● **TASK TO CARRY OUT**:
Reproduce all of the data word for word.

=======

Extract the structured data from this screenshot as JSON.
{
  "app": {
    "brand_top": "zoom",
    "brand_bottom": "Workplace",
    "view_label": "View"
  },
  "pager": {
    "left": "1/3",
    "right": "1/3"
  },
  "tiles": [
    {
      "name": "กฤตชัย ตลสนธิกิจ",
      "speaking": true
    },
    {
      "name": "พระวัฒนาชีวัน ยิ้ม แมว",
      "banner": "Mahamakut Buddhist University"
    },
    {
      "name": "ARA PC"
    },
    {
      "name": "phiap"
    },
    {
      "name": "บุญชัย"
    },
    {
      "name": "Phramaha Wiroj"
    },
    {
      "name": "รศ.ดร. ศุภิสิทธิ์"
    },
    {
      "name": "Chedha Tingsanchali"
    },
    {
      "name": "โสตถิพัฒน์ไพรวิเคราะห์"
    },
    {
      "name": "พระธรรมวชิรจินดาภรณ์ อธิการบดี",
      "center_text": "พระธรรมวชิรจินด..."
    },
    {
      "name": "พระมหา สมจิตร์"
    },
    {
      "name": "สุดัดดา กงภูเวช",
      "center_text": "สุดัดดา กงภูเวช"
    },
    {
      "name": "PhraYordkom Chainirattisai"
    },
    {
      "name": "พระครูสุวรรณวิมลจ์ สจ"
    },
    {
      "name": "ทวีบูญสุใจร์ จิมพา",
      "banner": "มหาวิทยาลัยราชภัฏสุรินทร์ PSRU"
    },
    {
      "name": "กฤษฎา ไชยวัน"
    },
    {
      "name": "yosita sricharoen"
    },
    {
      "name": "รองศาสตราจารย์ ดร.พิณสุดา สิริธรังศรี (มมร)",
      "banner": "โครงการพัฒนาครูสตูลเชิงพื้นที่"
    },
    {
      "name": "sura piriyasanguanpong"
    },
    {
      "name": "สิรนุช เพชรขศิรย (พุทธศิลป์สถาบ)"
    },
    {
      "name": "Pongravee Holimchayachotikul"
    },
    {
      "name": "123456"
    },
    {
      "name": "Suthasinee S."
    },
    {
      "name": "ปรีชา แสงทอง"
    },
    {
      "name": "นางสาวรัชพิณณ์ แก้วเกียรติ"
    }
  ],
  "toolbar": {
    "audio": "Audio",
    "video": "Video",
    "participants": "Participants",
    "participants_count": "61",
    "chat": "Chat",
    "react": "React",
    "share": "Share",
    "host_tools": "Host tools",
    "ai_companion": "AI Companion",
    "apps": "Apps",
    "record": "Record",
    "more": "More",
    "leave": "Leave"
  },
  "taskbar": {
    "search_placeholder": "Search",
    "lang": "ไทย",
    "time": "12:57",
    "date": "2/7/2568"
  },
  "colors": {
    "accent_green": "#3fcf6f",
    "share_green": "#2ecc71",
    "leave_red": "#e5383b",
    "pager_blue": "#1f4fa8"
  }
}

=======

● **COMPLETED TASK**:
Extract the structured data from this screenshot as JSON.
{
  "app": {
    "brand_top": "zoom",
    "brand_bottom": "Workplace",
    "view_label": "View"
  },
  "pager": {
    "left": "1/3",
    "right": "1/3"
  },
  "tiles": [
    {
      "name": "กฤตชัย ตลสนธิกิจ",
      "speaking": true
    },
    {
      "name": "พระวัฒนาชีวัน ยิ้ม แมว",
      "banner": "Mahamakut Buddhist University"
    },
    {
      "name": "ARA PC"
    },
    {
      "name": "phiap"
    },
    {
      "name": "บุญชัย"
    },
    {
      "name": "Phramaha Wiroj"
    },
    {
      "name": "รศ.ดร. ศุภิสิทธิ์"
    },
    {
      "name": "Chedha Tingsanchali"
    },
    {
      "name": "โสตถิพัฒน์ไพรวิเคราะห์"
    },
    {
      "name": "พระธรรมวชิรจินดาภรณ์ อธิการบดี",
      "center_text": "พระธรรมวชิรจินด..."
    },
    {
      "name": "พระมหา สมจิตร์"
    },
    {
      "name": "สุดัดดา กงภูเวช",
      "center_text": "สุดัดดา กงภูเวช"
    },
    {
      "name": "PhraYordkom Chainirattisai"
    },
    {
      "name": "พระครูสุวรรณวิมลจ์ สจ"
    },
    {
      "name": "ทวีบูญสุใจร์ จิมพา",
      "banner": "มหาวิทยาลัยราชภัฏสุรินทร์ PSRU"
    },
    {
      "name": "กฤษฎา ไชยวัน"
    },
    {
      "name": "yosita sricharoen"
    },
    {
      "name": "รองศาสตราจารย์ ดร.พิณสุดา สิริธรังศรี (มมร)",
      "banner": "โครงการพัฒนาครูสตูลเชิงพื้นที่"
    },
    {
      "name": "sura piriyasanguanpong"
    },
    {
      "name": "สิรนุช เพชรขศิรย (พุทธศิลป์สถาบ)"
    },
    {
      "name": "Pongravee Holimchayachotikul"
    },
    {
      "name": "123456"
    },
    {
      "name": "Suthasinee S."
    },
    {
      "name": "ปรีชา แสงทอง"
    },
    {
      "name": "นางสาวรัชพิณณ์ แก้วเกียรติ"
    }
  ],
  "toolbar": {
    "audio": "Audio",
    "video": "Video",
    "participants": "Participants",
    "participants_count": "61",
    "chat": "Chat",
    "react": "React",
    "share": "Share",
    "host_tools": "Host tools",
    "ai_companion": "AI Companion",
    "apps": "Apps",
    "record": "Record",
    "more": "More",
    "leave": "Leave"
  },
  "taskbar": {
    "search_placeholder": "Search",
    "lang": "ไทย",
    "time": "12:57",
    "date": "2/7/2568"
  },
  "colors": {
    "accent_green": "#3fcf6f",
    "share_green": "#2ecc71",
    "leave_red": "#e5383b",
    "pager_blue": "#1f4fa8"
  }
}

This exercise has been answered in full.